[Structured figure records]
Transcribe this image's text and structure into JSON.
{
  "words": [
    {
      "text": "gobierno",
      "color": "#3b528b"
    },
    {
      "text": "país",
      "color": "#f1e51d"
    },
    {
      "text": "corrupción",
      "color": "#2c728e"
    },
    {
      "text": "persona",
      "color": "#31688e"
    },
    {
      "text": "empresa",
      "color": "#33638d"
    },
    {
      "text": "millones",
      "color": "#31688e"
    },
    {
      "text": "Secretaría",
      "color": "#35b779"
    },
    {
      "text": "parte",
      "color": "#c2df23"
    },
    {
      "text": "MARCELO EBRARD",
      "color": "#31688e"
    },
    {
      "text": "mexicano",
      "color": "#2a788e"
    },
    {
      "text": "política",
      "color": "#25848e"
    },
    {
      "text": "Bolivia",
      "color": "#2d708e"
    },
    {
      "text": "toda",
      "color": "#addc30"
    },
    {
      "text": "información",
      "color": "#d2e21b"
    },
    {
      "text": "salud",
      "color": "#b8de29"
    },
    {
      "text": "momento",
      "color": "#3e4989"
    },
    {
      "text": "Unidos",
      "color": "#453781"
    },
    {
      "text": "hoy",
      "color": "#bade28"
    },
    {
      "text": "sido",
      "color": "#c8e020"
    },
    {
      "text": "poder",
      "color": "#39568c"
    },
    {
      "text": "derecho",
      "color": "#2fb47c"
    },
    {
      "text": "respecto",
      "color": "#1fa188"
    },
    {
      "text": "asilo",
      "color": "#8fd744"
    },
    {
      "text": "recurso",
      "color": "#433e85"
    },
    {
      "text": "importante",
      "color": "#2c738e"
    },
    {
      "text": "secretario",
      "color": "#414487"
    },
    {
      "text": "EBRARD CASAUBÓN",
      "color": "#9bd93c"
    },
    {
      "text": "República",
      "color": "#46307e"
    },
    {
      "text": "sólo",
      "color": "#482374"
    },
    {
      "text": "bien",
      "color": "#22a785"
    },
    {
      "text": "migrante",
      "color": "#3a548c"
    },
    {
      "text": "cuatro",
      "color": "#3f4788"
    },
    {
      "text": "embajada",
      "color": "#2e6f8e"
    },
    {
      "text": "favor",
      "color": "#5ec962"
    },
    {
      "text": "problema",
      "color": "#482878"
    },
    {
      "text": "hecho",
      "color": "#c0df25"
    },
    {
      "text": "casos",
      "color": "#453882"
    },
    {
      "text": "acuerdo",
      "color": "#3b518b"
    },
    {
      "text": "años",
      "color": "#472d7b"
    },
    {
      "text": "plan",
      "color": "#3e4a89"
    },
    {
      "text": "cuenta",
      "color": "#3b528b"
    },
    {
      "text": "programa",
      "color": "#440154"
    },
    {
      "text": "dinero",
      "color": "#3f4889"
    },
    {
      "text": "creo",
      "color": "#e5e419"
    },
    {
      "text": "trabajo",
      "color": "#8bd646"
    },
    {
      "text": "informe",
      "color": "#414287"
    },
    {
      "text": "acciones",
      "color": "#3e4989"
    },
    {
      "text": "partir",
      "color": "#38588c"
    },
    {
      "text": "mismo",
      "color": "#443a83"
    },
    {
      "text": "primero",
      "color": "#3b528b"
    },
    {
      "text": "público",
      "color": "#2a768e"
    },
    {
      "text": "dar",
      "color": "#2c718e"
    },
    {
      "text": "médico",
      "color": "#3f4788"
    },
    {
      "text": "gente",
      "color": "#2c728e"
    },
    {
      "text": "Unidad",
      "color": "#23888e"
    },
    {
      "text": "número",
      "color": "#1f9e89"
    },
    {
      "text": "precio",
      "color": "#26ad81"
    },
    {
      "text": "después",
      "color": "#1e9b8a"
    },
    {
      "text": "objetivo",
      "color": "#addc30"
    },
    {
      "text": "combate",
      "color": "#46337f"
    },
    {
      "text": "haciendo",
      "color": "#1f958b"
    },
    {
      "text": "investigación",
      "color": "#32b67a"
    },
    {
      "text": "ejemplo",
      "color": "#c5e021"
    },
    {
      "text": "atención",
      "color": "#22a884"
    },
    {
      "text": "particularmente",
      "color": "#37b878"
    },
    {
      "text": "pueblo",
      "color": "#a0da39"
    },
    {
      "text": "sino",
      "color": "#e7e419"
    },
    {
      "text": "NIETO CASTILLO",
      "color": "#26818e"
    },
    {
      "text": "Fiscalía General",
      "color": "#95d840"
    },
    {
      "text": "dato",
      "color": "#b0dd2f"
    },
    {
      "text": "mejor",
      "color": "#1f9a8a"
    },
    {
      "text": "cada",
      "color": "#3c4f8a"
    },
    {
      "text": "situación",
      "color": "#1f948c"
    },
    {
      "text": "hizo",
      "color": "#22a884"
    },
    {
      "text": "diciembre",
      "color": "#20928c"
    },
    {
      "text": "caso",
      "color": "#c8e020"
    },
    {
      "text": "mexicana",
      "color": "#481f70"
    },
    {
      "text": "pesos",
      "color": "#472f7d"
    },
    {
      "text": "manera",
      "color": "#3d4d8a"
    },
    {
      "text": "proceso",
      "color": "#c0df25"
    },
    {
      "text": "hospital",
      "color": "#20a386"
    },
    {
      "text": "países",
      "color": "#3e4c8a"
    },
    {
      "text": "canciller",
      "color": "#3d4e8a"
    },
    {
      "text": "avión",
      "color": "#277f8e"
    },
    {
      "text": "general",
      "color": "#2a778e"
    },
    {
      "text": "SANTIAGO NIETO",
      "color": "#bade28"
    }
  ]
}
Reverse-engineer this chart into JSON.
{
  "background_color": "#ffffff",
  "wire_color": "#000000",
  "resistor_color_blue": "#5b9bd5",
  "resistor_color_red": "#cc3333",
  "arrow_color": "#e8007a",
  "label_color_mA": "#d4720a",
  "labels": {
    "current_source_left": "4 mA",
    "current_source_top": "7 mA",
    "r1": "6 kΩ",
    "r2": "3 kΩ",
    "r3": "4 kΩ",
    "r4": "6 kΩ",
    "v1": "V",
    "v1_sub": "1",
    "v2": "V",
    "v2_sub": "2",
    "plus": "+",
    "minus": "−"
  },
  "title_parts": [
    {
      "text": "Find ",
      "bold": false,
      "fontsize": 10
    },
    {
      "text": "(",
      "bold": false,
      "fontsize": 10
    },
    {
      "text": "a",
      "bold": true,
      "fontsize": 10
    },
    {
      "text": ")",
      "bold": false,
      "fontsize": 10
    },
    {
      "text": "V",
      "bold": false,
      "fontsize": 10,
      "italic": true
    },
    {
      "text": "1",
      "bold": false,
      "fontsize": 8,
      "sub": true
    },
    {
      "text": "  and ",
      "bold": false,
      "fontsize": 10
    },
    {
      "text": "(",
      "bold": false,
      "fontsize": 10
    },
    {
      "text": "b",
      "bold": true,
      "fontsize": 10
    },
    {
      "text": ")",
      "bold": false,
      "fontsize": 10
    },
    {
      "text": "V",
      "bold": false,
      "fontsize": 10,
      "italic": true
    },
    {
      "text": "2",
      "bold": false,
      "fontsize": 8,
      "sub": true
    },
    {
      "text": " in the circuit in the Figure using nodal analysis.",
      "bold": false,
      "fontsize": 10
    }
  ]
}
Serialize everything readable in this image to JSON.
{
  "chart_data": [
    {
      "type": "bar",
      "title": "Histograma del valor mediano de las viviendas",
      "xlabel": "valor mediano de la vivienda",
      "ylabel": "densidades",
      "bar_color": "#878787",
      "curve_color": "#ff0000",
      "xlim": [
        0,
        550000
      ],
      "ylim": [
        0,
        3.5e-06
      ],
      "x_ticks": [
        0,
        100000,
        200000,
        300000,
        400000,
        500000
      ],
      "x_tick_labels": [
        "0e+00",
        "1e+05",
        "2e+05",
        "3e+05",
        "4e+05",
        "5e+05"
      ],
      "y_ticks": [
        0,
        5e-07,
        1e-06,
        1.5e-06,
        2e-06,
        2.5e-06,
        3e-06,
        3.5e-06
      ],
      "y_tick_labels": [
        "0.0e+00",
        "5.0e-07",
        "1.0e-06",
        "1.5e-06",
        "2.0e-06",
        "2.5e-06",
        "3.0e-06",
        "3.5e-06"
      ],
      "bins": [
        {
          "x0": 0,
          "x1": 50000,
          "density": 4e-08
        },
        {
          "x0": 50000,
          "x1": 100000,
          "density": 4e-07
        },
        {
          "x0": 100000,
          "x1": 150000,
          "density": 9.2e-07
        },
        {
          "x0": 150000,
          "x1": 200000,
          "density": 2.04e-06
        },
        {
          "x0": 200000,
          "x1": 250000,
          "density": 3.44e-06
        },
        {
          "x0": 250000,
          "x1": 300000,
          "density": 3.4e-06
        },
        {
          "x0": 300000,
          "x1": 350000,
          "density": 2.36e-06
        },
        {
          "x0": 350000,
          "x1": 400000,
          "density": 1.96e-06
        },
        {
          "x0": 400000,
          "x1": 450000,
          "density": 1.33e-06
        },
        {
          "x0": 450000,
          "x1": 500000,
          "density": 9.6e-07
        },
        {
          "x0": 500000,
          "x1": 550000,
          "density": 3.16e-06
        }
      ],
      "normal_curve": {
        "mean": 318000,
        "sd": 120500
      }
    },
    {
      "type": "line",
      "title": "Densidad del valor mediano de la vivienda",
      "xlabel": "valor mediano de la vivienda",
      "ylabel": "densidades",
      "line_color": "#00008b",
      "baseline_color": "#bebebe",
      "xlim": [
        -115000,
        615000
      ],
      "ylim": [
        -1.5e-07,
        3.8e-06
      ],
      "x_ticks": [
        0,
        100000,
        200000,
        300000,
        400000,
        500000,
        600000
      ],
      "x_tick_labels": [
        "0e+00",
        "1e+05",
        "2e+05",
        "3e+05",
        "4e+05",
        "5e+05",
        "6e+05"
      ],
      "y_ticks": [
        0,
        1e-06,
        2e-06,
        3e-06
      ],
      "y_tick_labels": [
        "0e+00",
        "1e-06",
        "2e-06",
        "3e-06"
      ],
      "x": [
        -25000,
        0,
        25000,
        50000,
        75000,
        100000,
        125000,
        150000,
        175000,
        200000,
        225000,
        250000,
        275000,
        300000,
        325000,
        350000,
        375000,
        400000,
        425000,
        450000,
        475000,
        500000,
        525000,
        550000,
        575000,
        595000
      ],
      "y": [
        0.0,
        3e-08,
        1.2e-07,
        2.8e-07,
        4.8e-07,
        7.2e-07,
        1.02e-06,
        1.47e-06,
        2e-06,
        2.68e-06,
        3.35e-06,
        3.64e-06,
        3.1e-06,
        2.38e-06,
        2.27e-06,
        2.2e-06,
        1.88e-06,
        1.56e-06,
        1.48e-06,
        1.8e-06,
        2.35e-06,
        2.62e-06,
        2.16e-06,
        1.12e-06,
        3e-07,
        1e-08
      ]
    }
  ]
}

**GIVEN REQUEST**
Track down all lines above with the string "image" and copy them.

**OUTPUT FOR THIS TASK**
Transcribe this image's text and structure into JSON.
Serialize everything readable in this image to JSON.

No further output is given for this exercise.